Work instructions - Repeat every record below exactly as written.
— START OF Data records —
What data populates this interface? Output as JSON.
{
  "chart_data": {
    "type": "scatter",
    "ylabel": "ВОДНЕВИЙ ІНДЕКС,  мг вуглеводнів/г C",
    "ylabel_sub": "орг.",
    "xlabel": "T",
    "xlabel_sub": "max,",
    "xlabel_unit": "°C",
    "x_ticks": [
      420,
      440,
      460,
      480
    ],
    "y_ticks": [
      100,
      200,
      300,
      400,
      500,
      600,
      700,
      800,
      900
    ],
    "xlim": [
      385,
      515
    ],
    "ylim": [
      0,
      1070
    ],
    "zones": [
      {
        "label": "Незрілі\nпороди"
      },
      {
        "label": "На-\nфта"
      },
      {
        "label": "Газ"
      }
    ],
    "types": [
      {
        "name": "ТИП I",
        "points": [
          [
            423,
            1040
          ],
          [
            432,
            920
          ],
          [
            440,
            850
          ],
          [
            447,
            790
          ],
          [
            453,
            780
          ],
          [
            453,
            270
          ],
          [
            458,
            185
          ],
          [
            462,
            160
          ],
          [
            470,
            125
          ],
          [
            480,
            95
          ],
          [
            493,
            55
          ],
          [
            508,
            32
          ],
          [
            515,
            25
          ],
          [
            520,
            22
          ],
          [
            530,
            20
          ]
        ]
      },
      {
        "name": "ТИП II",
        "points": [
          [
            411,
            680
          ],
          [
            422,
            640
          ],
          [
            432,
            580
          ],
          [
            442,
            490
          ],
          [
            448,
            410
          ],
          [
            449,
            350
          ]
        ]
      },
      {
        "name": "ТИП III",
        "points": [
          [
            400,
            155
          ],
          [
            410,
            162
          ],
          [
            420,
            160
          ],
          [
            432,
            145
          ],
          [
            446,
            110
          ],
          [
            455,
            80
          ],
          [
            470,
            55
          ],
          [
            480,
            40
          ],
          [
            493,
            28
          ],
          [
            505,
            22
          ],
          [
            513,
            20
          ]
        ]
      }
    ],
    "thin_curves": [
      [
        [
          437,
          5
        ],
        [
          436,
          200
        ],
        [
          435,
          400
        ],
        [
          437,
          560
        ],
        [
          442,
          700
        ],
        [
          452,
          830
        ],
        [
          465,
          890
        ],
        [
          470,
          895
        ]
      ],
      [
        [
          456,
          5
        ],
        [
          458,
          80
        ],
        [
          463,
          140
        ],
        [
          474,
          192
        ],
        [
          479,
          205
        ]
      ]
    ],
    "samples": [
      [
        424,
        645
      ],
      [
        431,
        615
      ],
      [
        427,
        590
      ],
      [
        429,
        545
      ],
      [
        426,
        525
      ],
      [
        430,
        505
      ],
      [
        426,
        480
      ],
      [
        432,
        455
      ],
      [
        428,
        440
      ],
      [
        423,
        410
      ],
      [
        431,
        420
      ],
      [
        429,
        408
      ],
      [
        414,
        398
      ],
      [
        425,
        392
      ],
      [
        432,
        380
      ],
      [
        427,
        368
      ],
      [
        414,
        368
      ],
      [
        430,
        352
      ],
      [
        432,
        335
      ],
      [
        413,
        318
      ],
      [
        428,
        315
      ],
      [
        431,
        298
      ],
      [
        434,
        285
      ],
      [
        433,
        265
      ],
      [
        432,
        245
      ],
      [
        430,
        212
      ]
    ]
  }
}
— END OF Data records —
Solution for this task -
What data populates this interface? Output as JSON.
{
  "chart_data": {
    "type": "scatter",
    "ylabel": "ВОДНЕВИЙ ІНДЕКС,  мг вуглеводнів/г C",
    "ylabel_sub": "орг.",
    "xlabel": "T",
    "xlabel_sub": "max,",
    "xlabel_unit": "°C",
    "x_ticks": [
      420,
      440,
      460,
      480
    ],
    "y_ticks": [
      100,
      200,
      300,
      400,
      500,
      600,
      700,
      800,
      900
    ],
    "xlim": [
      385,
      515
    ],
    "ylim": [
      0,
      1070
    ],
    "zones": [
      {
        "label": "Незрілі\nпороди"
      },
      {
        "label": "На-\nфта"
      },
      {
        "label": "Газ"
      }
    ],
    "types": [
      {
        "name": "ТИП I",
        "points": [
          [
            423,
            1040
          ],
          [
            432,
            920
          ],
          [
            440,
            850
          ],
          [
            447,
            790
          ],
          [
            453,
            780
          ],
          [
            453,
            270
          ],
          [
            458,
            185
          ],
          [
            462,
            160
          ],
          [
            470,
            125
          ],
          [
            480,
            95
          ],
          [
            493,
            55
          ],
          [
            508,
            32
          ],
          [
            515,
            25
          ],
          [
            520,
            22
          ],
          [
            530,
            20
          ]
        ]
      },
      {
        "name": "ТИП II",
        "points": [
          [
            411,
            680
          ],
          [
            422,
            640
          ],
          [
            432,
            580
          ],
          [
            442,
            490
          ],
          [
            448,
            410
          ],
          [
            449,
            350
          ]
        ]
      },
      {
        "name": "ТИП III",
        "points": [
          [
            400,
            155
          ],
          [
            410,
            162
          ],
          [
            420,
            160
          ],
          [
            432,
            145
          ],
          [
            446,
            110
          ],
          [
            455,
            80
          ],
          [
            470,
            55
          ],
          [
            480,
            40
          ],
          [
            493,
            28
          ],
          [
            505,
            22
          ],
          [
            513,
            20
          ]
        ]
      }
    ],
    "thin_curves": [
      [
        [
          437,
          5
        ],
        [
          436,
          200
        ],
        [
          435,
          400
        ],
        [
          437,
          560
        ],
        [
          442,
          700
        ],
        [
          452,
          830
        ],
        [
          465,
          890
        ],
        [
          470,
          895
        ]
      ],
      [
        [
          456,
          5
        ],
        [
          458,
          80
        ],
        [
          463,
          140
        ],
        [
          474,
          192
        ],
        [
          479,
          205
        ]
      ]
    ],
    "samples": [
      [
        424,
        645
      ],
      [
        431,
        615
      ],
      [
        427,
        590
      ],
      [
        429,
        545
      ],
      [
        426,
        525
      ],
      [
        430,
        505
      ],
      [
        426,
        480
      ],
      [
        432,
        455
      ],
      [
        428,
        440
      ],
      [
        423,
        410
      ],
      [
        431,
        420
      ],
      [
        429,
        408
      ],
      [
        414,
        398
      ],
      [
        425,
        392
      ],
      [
        432,
        380
      ],
      [
        427,
        368
      ],
      [
        414,
        368
      ],
      [
        430,
        352
      ],
      [
        432,
        335
      ],
      [
        413,
        318
      ],
      [
        428,
        315
      ],
      [
        431,
        298
      ],
      [
        434,
        285
      ],
      [
        433,
        265
      ],
      [
        432,
        245
      ],
      [
        430,
        212
      ]
    ]
  }
}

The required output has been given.